Word for word, print each line of the listing below; pictures stay out.

*** The data ***

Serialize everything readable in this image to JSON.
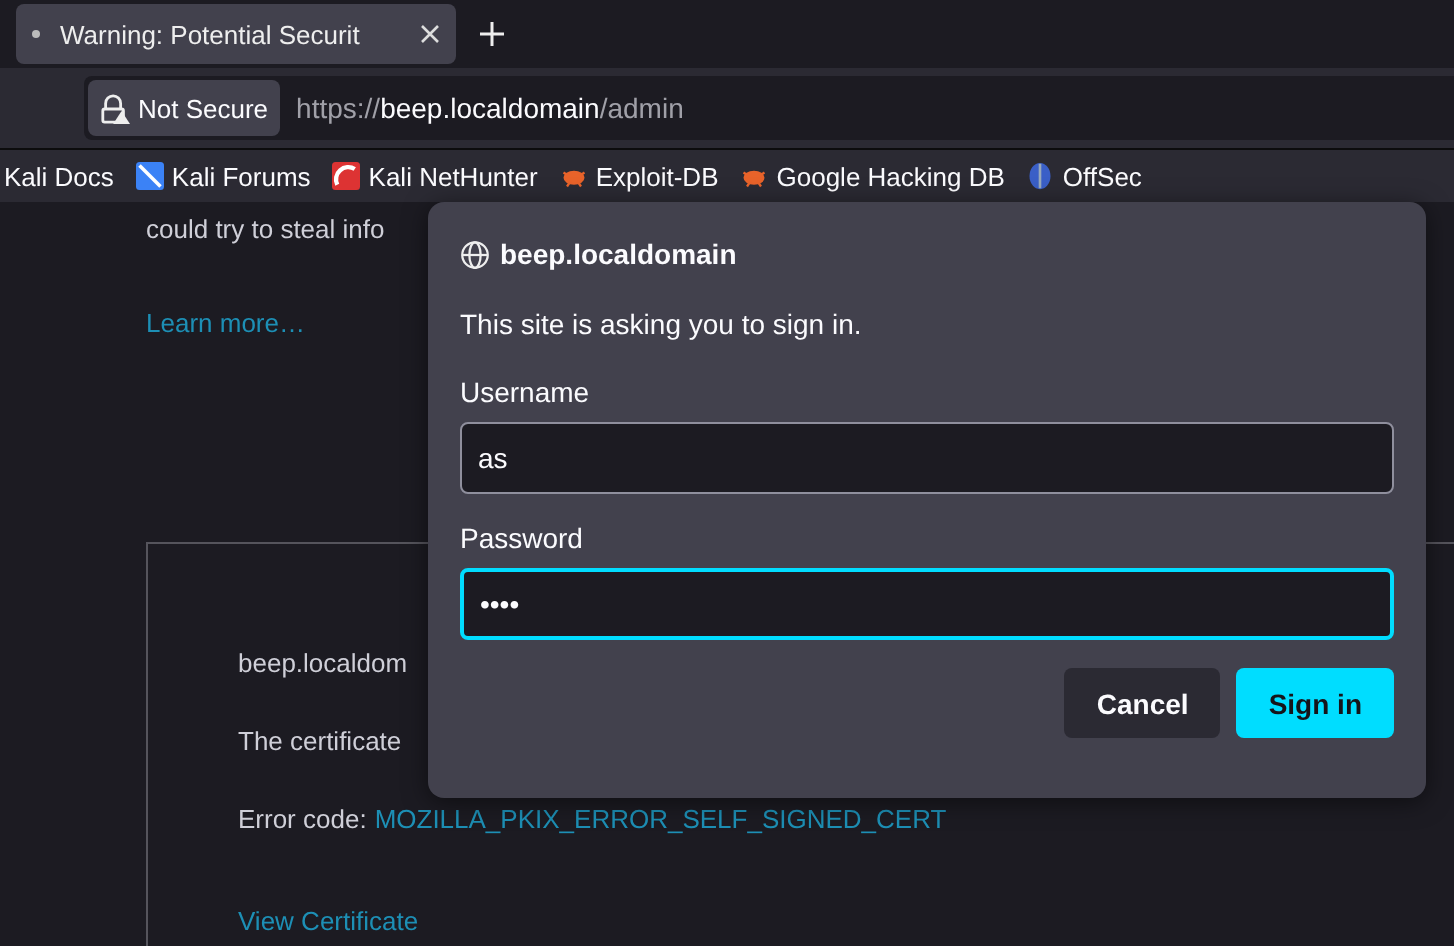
{
  "tabs": [
    {
      "title": "Warning: Potential Securit",
      "selected": true
    }
  ],
  "url_bar": {
    "badge": "Not Secure",
    "prefix": "https://",
    "host": "beep.localdomain",
    "path": "/admin"
  },
  "bookmarks": [
    {
      "label": "Kali Docs",
      "kind": "none"
    },
    {
      "label": "Kali Forums",
      "kind": "dragon"
    },
    {
      "label": "Kali NetHunter",
      "kind": "nethunter"
    },
    {
      "label": "Exploit-DB",
      "kind": "bug"
    },
    {
      "label": "Google Hacking DB",
      "kind": "bug"
    },
    {
      "label": "OffSec",
      "kind": "offsec"
    }
  ],
  "page": {
    "text_top": "could try to steal info",
    "learn_more": "Learn more…",
    "box_lines": [
      {
        "kind": "text",
        "text": "beep.localdom"
      },
      {
        "kind": "text",
        "text": "The certificate"
      },
      {
        "kind": "code",
        "label": "Error code:",
        "code": "MOZILLA_PKIX_ERROR_SELF_SIGNED_CERT"
      },
      {
        "kind": "link",
        "text": "View Certificate"
      }
    ]
  },
  "dialog": {
    "host": "beep.localdomain",
    "message": "This site is asking you to sign in.",
    "fields": [
      {
        "label": "Username",
        "value": "as",
        "focused": false
      },
      {
        "label": "Password",
        "value": "••••",
        "focused": true
      }
    ],
    "buttons": [
      {
        "label": "Cancel",
        "kind": "secondary"
      },
      {
        "label": "Sign in",
        "kind": "primary"
      }
    ]
  }
}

***

[Task response]:
Serialize everything readable in this image to JSON.
{
  "tabs": [
    {
      "title": "Warning: Potential Securit",
      "selected": true
    }
  ],
  "url_bar": {
    "badge": "Not Secure",
    "prefix": "https://",
    "host": "beep.localdomain",
    "path": "/admin"
  },
  "bookmarks": [
    {
      "label": "Kali Docs",
      "kind": "none"
    },
    {
      "label": "Kali Forums",
      "kind": "dragon"
    },
    {
      "label": "Kali NetHunter",
      "kind": "nethunter"
    },
    {
      "label": "Exploit-DB",
      "kind": "bug"
    },
    {
      "label": "Google Hacking DB",
      "kind": "bug"
    },
    {
      "label": "OffSec",
      "kind": "offsec"
    }
  ],
  "page": {
    "text_top": "could try to steal info",
    "learn_more": "Learn more…",
    "box_lines": [
      {
        "kind": "text",
        "text": "beep.localdom"
      },
      {
        "kind": "text",
        "text": "The certificate"
      },
      {
        "kind": "code",
        "label": "Error code:",
        "code": "MOZILLA_PKIX_ERROR_SELF_SIGNED_CERT"
      },
      {
        "kind": "link",
        "text": "View Certificate"
      }
    ]
  },
  "dialog": {
    "host": "beep.localdomain",
    "message": "This site is asking you to sign in.",
    "fields": [
      {
        "label": "Username",
        "value": "as",
        "focused": false
      },
      {
        "label": "Password",
        "value": "••••",
        "focused": true
      }
    ],
    "buttons": [
      {
        "label": "Cancel",
        "kind": "secondary"
      },
      {
        "label": "Sign in",
        "kind": "primary"
      }
    ]
  }
}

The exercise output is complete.